Extracted records:
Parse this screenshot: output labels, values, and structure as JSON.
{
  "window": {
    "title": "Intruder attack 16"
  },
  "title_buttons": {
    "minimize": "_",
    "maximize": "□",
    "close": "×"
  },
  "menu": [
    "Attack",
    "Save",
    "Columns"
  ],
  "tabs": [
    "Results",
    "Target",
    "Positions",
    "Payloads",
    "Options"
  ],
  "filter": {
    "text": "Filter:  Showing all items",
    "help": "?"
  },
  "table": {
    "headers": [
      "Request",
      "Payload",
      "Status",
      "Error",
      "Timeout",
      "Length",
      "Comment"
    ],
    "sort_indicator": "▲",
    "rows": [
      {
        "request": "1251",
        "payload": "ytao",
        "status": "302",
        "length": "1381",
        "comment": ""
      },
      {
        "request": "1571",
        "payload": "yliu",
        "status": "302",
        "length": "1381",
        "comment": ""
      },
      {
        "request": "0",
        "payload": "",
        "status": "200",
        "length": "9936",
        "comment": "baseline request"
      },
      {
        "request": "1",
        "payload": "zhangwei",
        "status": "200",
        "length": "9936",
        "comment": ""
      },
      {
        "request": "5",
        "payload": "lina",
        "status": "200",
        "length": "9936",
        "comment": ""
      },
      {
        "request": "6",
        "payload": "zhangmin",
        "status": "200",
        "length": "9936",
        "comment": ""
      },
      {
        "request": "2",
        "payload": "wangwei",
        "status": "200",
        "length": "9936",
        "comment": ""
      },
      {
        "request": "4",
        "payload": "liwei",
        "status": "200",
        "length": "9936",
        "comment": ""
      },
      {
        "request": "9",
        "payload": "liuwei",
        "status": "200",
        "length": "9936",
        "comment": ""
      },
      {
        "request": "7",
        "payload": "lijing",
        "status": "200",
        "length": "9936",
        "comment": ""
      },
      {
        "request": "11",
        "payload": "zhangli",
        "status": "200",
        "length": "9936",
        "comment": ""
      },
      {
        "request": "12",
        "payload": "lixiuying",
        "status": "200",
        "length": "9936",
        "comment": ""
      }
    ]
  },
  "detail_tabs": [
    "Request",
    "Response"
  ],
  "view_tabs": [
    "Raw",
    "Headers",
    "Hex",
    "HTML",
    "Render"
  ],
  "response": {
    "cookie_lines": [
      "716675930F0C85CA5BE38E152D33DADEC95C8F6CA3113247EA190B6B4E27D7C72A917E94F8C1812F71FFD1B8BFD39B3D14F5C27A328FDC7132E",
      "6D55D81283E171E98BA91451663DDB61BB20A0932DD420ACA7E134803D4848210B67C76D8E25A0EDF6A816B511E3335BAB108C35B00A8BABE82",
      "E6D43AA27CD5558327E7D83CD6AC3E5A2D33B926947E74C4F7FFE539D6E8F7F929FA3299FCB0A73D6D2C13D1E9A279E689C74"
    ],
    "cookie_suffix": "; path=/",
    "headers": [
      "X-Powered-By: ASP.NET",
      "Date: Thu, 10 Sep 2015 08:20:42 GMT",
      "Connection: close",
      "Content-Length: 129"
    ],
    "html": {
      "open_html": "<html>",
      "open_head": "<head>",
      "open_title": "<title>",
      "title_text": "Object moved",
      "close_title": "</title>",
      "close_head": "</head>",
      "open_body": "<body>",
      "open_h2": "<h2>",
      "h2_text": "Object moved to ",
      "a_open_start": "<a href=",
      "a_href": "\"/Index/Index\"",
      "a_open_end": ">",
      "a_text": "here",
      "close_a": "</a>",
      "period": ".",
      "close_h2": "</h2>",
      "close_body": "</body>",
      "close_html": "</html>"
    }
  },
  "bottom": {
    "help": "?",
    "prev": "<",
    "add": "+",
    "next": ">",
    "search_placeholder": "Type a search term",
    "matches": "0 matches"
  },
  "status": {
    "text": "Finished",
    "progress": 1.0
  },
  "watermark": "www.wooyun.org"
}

▶ **INSTRUCTIONS FOR THE TASK**:
Write out the complete set of records exactly as given.

▶ **PROBLEM SOLUTION**:
Parse this screenshot: output labels, values, and structure as JSON.
{
  "window": {
    "title": "Intruder attack 16"
  },
  "title_buttons": {
    "minimize": "_",
    "maximize": "□",
    "close": "×"
  },
  "menu": [
    "Attack",
    "Save",
    "Columns"
  ],
  "tabs": [
    "Results",
    "Target",
    "Positions",
    "Payloads",
    "Options"
  ],
  "filter": {
    "text": "Filter:  Showing all items",
    "help": "?"
  },
  "table": {
    "headers": [
      "Request",
      "Payload",
      "Status",
      "Error",
      "Timeout",
      "Length",
      "Comment"
    ],
    "sort_indicator": "▲",
    "rows": [
      {
        "request": "1251",
        "payload": "ytao",
        "status": "302",
        "length": "1381",
        "comment": ""
      },
      {
        "request": "1571",
        "payload": "yliu",
        "status": "302",
        "length": "1381",
        "comment": ""
      },
      {
        "request": "0",
        "payload": "",
        "status": "200",
        "length": "9936",
        "comment": "baseline request"
      },
      {
        "request": "1",
        "payload": "zhangwei",
        "status": "200",
        "length": "9936",
        "comment": ""
      },
      {
        "request": "5",
        "payload": "lina",
        "status": "200",
        "length": "9936",
        "comment": ""
      },
      {
        "request": "6",
        "payload": "zhangmin",
        "status": "200",
        "length": "9936",
        "comment": ""
      },
      {
        "request": "2",
        "payload": "wangwei",
        "status": "200",
        "length": "9936",
        "comment": ""
      },
      {
        "request": "4",
        "payload": "liwei",
        "status": "200",
        "length": "9936",
        "comment": ""
      },
      {
        "request": "9",
        "payload": "liuwei",
        "status": "200",
        "length": "9936",
        "comment": ""
      },
      {
        "request": "7",
        "payload": "lijing",
        "status": "200",
        "length": "9936",
        "comment": ""
      },
      {
        "request": "11",
        "payload": "zhangli",
        "status": "200",
        "length": "9936",
        "comment": ""
      },
      {
        "request": "12",
        "payload": "lixiuying",
        "status": "200",
        "length": "9936",
        "comment": ""
      }
    ]
  },
  "detail_tabs": [
    "Request",
    "Response"
  ],
  "view_tabs": [
    "Raw",
    "Headers",
    "Hex",
    "HTML",
    "Render"
  ],
  "response": {
    "cookie_lines": [
      "716675930F0C85CA5BE38E152D33DADEC95C8F6CA3113247EA190B6B4E27D7C72A917E94F8C1812F71FFD1B8BFD39B3D14F5C27A328FDC7132E",
      "6D55D81283E171E98BA91451663DDB61BB20A0932DD420ACA7E134803D4848210B67C76D8E25A0EDF6A816B511E3335BAB108C35B00A8BABE82",
      "E6D43AA27CD5558327E7D83CD6AC3E5A2D33B926947E74C4F7FFE539D6E8F7F929FA3299FCB0A73D6D2C13D1E9A279E689C74"
    ],
    "cookie_suffix": "; path=/",
    "headers": [
      "X-Powered-By: ASP.NET",
      "Date: Thu, 10 Sep 2015 08:20:42 GMT",
      "Connection: close",
      "Content-Length: 129"
    ],
    "html": {
      "open_html": "<html>",
      "open_head": "<head>",
      "open_title": "<title>",
      "title_text": "Object moved",
      "close_title": "</title>",
      "close_head": "</head>",
      "open_body": "<body>",
      "open_h2": "<h2>",
      "h2_text": "Object moved to ",
      "a_open_start": "<a href=",
      "a_href": "\"/Index/Index\"",
      "a_open_end": ">",
      "a_text": "here",
      "close_a": "</a>",
      "period": ".",
      "close_h2": "</h2>",
      "close_body": "</body>",
      "close_html": "</html>"
    }
  },
  "bottom": {
    "help": "?",
    "prev": "<",
    "add": "+",
    "next": ">",
    "search_placeholder": "Type a search term",
    "matches": "0 matches"
  },
  "status": {
    "text": "Finished",
    "progress": 1.0
  },
  "watermark": "www.wooyun.org"
}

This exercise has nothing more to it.